Your task is to repeat the lines below exactly, excluding any pictures they contain.

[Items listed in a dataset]
★ ★ ★ ★ ★

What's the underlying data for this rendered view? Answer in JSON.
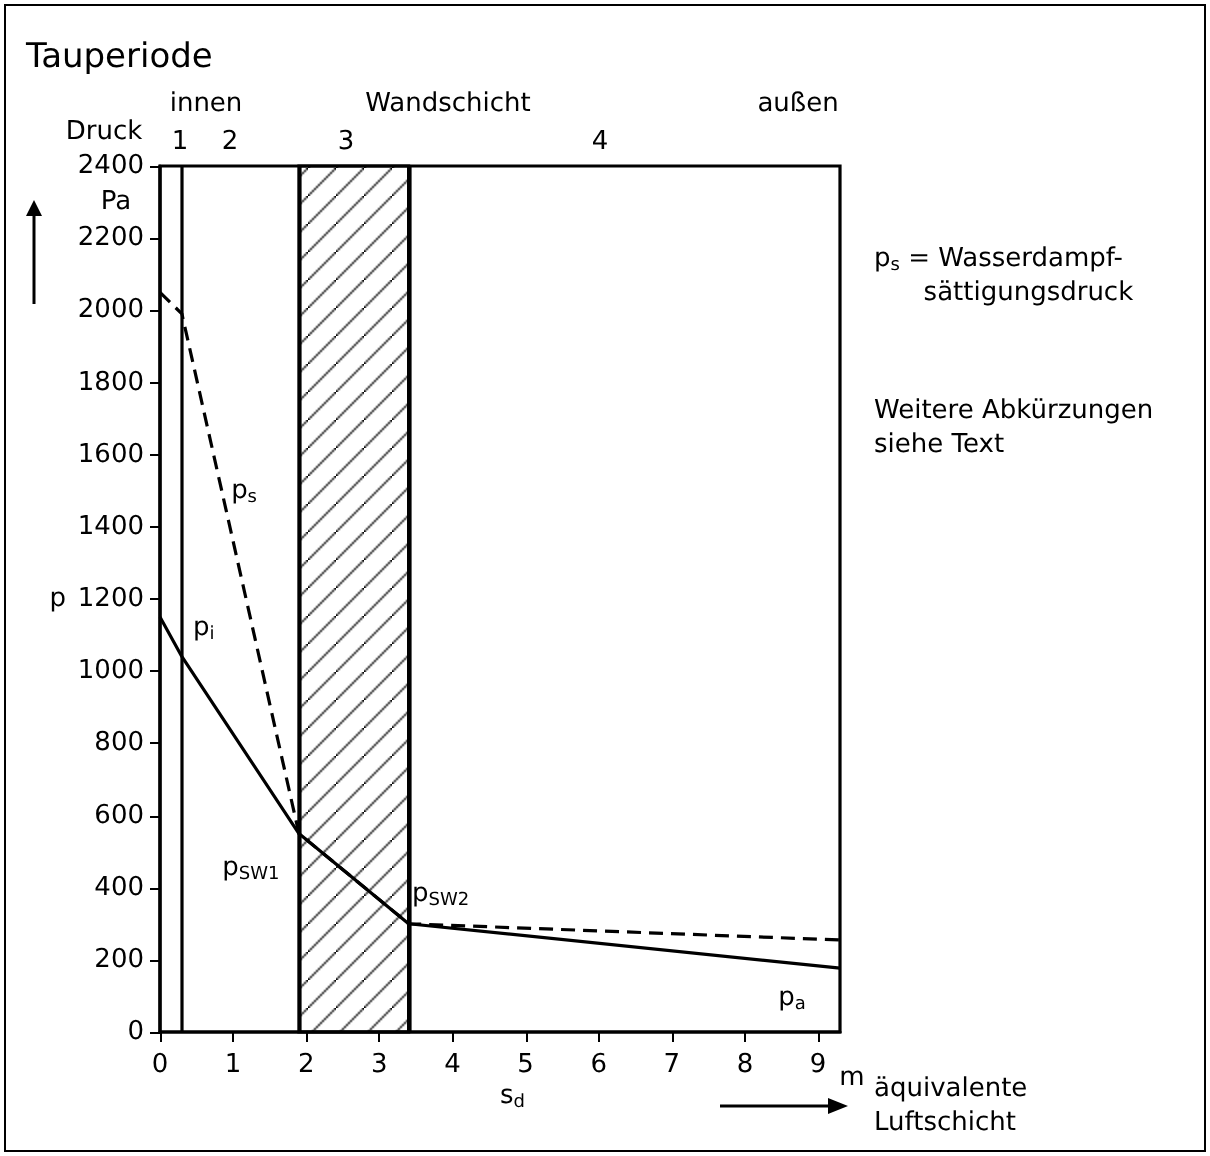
{
  "chart_data": {
    "type": "line",
    "title": "Tauperiode",
    "xlabel": "s$_{d}$",
    "ylabel": "p",
    "xlim": [
      0,
      9.3
    ],
    "xticks": [
      0,
      1,
      2,
      3,
      4,
      5,
      6,
      7,
      8,
      9
    ],
    "ylim": [
      0,
      2400
    ],
    "yticks": [
      0,
      200,
      400,
      600,
      800,
      1000,
      1200,
      1400,
      1600,
      1800,
      2000,
      2200,
      2400
    ],
    "grid": false,
    "legend": false,
    "marker": "none",
    "series": [
      {
        "name": "p$_{s}$",
        "color": "#000000",
        "line_style": "dashed",
        "x": [
          0,
          0.3,
          1.9,
          3.4,
          9.3
        ],
        "values": [
          2050,
          1990,
          550,
          300,
          255
        ]
      },
      {
        "name": "p$_{i}$",
        "color": "#000000",
        "line_style": "solid",
        "x": [
          0,
          0.3,
          1.9,
          3.4,
          9.3
        ],
        "values": [
          1150,
          1040,
          550,
          300,
          177
        ]
      }
    ],
    "ref_lines": [
      {
        "axis": "x",
        "value": 0.3,
        "label": null,
        "color": "#000000"
      },
      {
        "axis": "x",
        "value": 1.9,
        "label": null,
        "color": "#000000"
      },
      {
        "axis": "x",
        "value": 3.4,
        "label": null,
        "color": "#000000"
      }
    ],
    "bands": [
      {
        "axis": "x",
        "from": 1.9,
        "to": 3.4,
        "label": null,
        "color": "#000000"
      }
    ],
    "annotations": [
      "Druck",
      "Pa",
      "innen",
      "Wandschicht",
      "außen",
      "1",
      "2",
      "3",
      "4",
      "m",
      "äquivalente Luftschicht",
      "p$_{s}$ = Wasserdampf-sättigungsdruck",
      "Weitere Abkürzungen siehe Text",
      {
        "text": "p$_{SW1}$",
        "x": 1.9,
        "y": 550
      },
      {
        "text": "p$_{SW2}$",
        "x": 3.4,
        "y": 300
      },
      {
        "text": "p$_{a}$",
        "x": 9.3,
        "y": 177
      }
    ]
  }
}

★ ★ ★ ★ ★

RESPONSE TO THE TASK:
What's the underlying data for this rendered view? Answer in JSON.
{
  "chart_data": {
    "type": "line",
    "title": "Tauperiode",
    "xlabel": "s$_{d}$",
    "ylabel": "p",
    "xlim": [
      0,
      9.3
    ],
    "xticks": [
      0,
      1,
      2,
      3,
      4,
      5,
      6,
      7,
      8,
      9
    ],
    "ylim": [
      0,
      2400
    ],
    "yticks": [
      0,
      200,
      400,
      600,
      800,
      1000,
      1200,
      1400,
      1600,
      1800,
      2000,
      2200,
      2400
    ],
    "grid": false,
    "legend": false,
    "marker": "none",
    "series": [
      {
        "name": "p$_{s}$",
        "color": "#000000",
        "line_style": "dashed",
        "x": [
          0,
          0.3,
          1.9,
          3.4,
          9.3
        ],
        "values": [
          2050,
          1990,
          550,
          300,
          255
        ]
      },
      {
        "name": "p$_{i}$",
        "color": "#000000",
        "line_style": "solid",
        "x": [
          0,
          0.3,
          1.9,
          3.4,
          9.3
        ],
        "values": [
          1150,
          1040,
          550,
          300,
          177
        ]
      }
    ],
    "ref_lines": [
      {
        "axis": "x",
        "value": 0.3,
        "label": null,
        "color": "#000000"
      },
      {
        "axis": "x",
        "value": 1.9,
        "label": null,
        "color": "#000000"
      },
      {
        "axis": "x",
        "value": 3.4,
        "label": null,
        "color": "#000000"
      }
    ],
    "bands": [
      {
        "axis": "x",
        "from": 1.9,
        "to": 3.4,
        "label": null,
        "color": "#000000"
      }
    ],
    "annotations": [
      "Druck",
      "Pa",
      "innen",
      "Wandschicht",
      "außen",
      "1",
      "2",
      "3",
      "4",
      "m",
      "äquivalente Luftschicht",
      "p$_{s}$ = Wasserdampf-sättigungsdruck",
      "Weitere Abkürzungen siehe Text",
      {
        "text": "p$_{SW1}$",
        "x": 1.9,
        "y": 550
      },
      {
        "text": "p$_{SW2}$",
        "x": 3.4,
        "y": 300
      },
      {
        "text": "p$_{a}$",
        "x": 9.3,
        "y": 177
      }
    ]
  }
}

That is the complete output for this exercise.